**Stored dataset items**
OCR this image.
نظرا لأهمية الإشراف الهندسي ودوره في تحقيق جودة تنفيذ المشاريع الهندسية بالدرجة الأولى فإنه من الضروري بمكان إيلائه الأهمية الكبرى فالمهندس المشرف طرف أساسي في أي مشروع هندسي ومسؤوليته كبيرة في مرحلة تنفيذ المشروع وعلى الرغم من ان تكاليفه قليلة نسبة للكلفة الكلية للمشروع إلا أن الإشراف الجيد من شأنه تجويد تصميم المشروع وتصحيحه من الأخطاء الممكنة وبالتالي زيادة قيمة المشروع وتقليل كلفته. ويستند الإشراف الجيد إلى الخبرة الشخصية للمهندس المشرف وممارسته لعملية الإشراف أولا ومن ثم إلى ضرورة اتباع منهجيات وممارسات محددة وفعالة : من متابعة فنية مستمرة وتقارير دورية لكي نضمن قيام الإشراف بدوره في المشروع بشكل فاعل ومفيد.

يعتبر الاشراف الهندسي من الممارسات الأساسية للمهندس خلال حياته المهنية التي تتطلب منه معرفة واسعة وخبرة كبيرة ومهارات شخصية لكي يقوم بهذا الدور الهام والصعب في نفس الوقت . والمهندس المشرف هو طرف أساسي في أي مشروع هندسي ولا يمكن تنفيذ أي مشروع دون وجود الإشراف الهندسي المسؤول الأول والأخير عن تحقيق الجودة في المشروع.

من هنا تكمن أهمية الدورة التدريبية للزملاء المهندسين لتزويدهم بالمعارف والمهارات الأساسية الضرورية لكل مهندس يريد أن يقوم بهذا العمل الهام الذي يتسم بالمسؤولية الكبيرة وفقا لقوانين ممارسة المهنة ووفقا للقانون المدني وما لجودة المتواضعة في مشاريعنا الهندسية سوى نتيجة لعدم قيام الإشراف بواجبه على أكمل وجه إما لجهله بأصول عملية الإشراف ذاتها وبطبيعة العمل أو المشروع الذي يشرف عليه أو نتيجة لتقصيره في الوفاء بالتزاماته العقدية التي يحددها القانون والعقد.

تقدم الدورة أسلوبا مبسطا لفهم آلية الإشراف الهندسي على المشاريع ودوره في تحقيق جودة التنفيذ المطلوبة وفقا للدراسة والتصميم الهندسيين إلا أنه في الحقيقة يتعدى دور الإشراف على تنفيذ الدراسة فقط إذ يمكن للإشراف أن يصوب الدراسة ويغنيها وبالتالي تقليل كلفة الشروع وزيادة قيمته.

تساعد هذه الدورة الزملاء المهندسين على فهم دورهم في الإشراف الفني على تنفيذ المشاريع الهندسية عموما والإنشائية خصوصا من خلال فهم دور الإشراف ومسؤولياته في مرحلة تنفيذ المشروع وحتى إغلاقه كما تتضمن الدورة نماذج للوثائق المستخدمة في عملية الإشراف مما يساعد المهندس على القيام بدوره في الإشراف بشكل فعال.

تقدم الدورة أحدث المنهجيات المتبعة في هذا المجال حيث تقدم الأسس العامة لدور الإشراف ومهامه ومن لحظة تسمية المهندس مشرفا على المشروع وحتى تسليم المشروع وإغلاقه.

**Work to complete**
Quote every line of the data, word for word.

**Answer to the exercise**
OCR this image.
نظرا لأهمية الإشراف الهندسي ودوره في تحقيق جودة تنفيذ المشاريع الهندسية بالدرجة الأولى فإنه من الضروري بمكان إيلائه الأهمية الكبرى فالمهندس المشرف طرف أساسي في أي مشروع هندسي ومسؤوليته كبيرة في مرحلة تنفيذ المشروع وعلى الرغم من ان تكاليفه قليلة نسبة للكلفة الكلية للمشروع إلا أن الإشراف الجيد من شأنه تجويد تصميم المشروع وتصحيحه من الأخطاء الممكنة وبالتالي زيادة قيمة المشروع وتقليل كلفته. ويستند الإشراف الجيد إلى الخبرة الشخصية للمهندس المشرف وممارسته لعملية الإشراف أولا ومن ثم إلى ضرورة اتباع منهجيات وممارسات محددة وفعالة : من متابعة فنية مستمرة وتقارير دورية لكي نضمن قيام الإشراف بدوره في المشروع بشكل فاعل ومفيد.

يعتبر الاشراف الهندسي من الممارسات الأساسية للمهندس خلال حياته المهنية التي تتطلب منه معرفة واسعة وخبرة كبيرة ومهارات شخصية لكي يقوم بهذا الدور الهام والصعب في نفس الوقت . والمهندس المشرف هو طرف أساسي في أي مشروع هندسي ولا يمكن تنفيذ أي مشروع دون وجود الإشراف الهندسي المسؤول الأول والأخير عن تحقيق الجودة في المشروع.

من هنا تكمن أهمية الدورة التدريبية للزملاء المهندسين لتزويدهم بالمعارف والمهارات الأساسية الضرورية لكل مهندس يريد أن يقوم بهذا العمل الهام الذي يتسم بالمسؤولية الكبيرة وفقا لقوانين ممارسة المهنة ووفقا للقانون المدني وما لجودة المتواضعة في مشاريعنا الهندسية سوى نتيجة لعدم قيام الإشراف بواجبه على أكمل وجه إما لجهله بأصول عملية الإشراف ذاتها وبطبيعة العمل أو المشروع الذي يشرف عليه أو نتيجة لتقصيره في الوفاء بالتزاماته العقدية التي يحددها القانون والعقد.

تقدم الدورة أسلوبا مبسطا لفهم آلية الإشراف الهندسي على المشاريع ودوره في تحقيق جودة التنفيذ المطلوبة وفقا للدراسة والتصميم الهندسيين إلا أنه في الحقيقة يتعدى دور الإشراف على تنفيذ الدراسة فقط إذ يمكن للإشراف أن يصوب الدراسة ويغنيها وبالتالي تقليل كلفة الشروع وزيادة قيمته.

تساعد هذه الدورة الزملاء المهندسين على فهم دورهم في الإشراف الفني على تنفيذ المشاريع الهندسية عموما والإنشائية خصوصا من خلال فهم دور الإشراف ومسؤولياته في مرحلة تنفيذ المشروع وحتى إغلاقه كما تتضمن الدورة نماذج للوثائق المستخدمة في عملية الإشراف مما يساعد المهندس على القيام بدوره في الإشراف بشكل فعال.

تقدم الدورة أحدث المنهجيات المتبعة في هذا المجال حيث تقدم الأسس العامة لدور الإشراف ومهامه ومن لحظة تسمية المهندس مشرفا على المشروع وحتى تسليم المشروع وإغلاقه.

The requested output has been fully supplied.